■ **INSTRUCTIONS TO FOLLOW**
How many lines hold the string "Create"? Reply with the number alone.

--------------------------------

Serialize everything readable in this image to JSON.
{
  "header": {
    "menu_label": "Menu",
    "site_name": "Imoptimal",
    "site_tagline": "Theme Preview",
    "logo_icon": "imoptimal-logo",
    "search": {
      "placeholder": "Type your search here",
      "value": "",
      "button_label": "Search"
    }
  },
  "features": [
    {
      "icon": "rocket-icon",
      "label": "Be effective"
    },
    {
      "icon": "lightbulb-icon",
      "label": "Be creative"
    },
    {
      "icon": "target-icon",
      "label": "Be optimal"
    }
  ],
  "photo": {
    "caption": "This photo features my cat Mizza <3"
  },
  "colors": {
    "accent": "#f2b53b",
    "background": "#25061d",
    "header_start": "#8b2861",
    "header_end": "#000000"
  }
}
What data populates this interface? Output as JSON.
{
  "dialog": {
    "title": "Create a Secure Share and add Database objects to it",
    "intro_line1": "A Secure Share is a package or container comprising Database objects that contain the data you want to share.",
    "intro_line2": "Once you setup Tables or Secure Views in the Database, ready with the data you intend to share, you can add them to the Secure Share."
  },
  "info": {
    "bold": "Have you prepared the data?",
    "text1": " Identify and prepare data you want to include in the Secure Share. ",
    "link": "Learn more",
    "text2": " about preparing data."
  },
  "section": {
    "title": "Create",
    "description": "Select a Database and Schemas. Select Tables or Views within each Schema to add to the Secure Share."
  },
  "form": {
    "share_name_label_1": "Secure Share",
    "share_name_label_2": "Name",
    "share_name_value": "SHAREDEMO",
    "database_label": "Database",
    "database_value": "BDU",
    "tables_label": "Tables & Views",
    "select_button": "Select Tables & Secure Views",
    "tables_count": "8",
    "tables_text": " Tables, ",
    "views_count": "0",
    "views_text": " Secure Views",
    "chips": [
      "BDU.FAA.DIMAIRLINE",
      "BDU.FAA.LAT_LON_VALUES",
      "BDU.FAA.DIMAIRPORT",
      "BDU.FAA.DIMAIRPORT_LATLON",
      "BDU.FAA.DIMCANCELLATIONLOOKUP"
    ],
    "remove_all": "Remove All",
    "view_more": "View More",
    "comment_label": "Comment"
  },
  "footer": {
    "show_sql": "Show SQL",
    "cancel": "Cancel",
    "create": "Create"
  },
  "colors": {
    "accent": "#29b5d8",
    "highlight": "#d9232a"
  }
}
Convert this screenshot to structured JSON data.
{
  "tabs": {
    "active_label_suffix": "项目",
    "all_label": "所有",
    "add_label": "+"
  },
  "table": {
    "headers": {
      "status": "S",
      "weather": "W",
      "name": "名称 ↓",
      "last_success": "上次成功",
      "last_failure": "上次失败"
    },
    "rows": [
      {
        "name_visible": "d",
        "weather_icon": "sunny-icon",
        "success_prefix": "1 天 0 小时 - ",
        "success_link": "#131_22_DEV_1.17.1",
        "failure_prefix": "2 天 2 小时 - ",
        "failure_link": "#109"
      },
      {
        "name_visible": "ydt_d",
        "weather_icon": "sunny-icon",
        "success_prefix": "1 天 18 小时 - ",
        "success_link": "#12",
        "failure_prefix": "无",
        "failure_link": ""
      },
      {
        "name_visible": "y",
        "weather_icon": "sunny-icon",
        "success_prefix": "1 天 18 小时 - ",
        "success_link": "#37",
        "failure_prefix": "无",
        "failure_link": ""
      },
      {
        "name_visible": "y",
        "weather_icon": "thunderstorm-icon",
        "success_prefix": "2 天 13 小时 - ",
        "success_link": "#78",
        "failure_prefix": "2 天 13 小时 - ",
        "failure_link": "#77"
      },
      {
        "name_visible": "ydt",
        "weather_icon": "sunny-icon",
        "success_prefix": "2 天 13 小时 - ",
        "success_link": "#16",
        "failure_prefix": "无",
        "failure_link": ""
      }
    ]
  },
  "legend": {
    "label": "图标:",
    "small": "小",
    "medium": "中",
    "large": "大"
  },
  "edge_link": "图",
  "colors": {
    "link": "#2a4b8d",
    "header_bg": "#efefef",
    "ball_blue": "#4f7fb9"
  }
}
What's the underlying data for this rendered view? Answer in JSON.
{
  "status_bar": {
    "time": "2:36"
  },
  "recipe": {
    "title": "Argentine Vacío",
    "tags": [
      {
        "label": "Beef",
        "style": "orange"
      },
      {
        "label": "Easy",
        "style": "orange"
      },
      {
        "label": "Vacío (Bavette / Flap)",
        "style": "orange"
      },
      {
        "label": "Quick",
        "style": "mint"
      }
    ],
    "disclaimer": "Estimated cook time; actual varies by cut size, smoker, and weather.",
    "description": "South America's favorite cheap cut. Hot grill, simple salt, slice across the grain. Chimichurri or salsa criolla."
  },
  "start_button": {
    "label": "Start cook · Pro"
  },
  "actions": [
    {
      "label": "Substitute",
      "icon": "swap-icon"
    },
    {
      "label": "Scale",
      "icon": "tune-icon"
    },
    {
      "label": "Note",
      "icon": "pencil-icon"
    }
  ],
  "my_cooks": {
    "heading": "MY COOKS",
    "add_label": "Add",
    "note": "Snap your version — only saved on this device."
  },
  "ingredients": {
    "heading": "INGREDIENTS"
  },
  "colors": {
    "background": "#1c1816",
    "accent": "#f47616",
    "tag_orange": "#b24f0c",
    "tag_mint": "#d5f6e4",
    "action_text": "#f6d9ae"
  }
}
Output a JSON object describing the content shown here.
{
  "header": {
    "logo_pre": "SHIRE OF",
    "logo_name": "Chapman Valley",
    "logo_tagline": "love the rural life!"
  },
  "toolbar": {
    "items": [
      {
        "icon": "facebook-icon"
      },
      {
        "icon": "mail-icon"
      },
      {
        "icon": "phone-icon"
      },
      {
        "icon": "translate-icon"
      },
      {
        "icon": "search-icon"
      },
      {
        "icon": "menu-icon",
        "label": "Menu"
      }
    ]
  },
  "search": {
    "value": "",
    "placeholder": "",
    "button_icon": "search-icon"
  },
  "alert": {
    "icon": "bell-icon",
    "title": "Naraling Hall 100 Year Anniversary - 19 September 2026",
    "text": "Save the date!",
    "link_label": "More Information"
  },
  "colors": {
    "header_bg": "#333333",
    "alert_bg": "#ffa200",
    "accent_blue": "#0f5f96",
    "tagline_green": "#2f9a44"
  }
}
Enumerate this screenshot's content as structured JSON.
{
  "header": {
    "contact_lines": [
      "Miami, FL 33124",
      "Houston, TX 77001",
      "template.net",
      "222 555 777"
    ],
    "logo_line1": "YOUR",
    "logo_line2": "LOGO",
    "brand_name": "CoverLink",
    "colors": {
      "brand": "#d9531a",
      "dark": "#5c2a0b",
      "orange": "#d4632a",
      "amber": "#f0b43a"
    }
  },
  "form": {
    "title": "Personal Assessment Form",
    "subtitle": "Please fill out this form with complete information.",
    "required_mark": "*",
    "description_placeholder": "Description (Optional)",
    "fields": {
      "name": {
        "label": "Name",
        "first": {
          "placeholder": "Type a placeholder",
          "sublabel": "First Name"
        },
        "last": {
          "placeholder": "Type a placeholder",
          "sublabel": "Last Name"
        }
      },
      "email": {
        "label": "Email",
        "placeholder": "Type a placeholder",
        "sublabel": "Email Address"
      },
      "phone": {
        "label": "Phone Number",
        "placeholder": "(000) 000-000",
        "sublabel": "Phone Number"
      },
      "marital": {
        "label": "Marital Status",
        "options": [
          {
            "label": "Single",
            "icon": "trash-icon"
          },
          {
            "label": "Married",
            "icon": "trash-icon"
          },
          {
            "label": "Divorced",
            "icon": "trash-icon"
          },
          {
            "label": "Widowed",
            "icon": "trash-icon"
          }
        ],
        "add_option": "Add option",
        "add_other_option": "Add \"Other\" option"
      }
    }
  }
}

--------------------------------

■ **SOLUTION TO THE PROBLEM**
3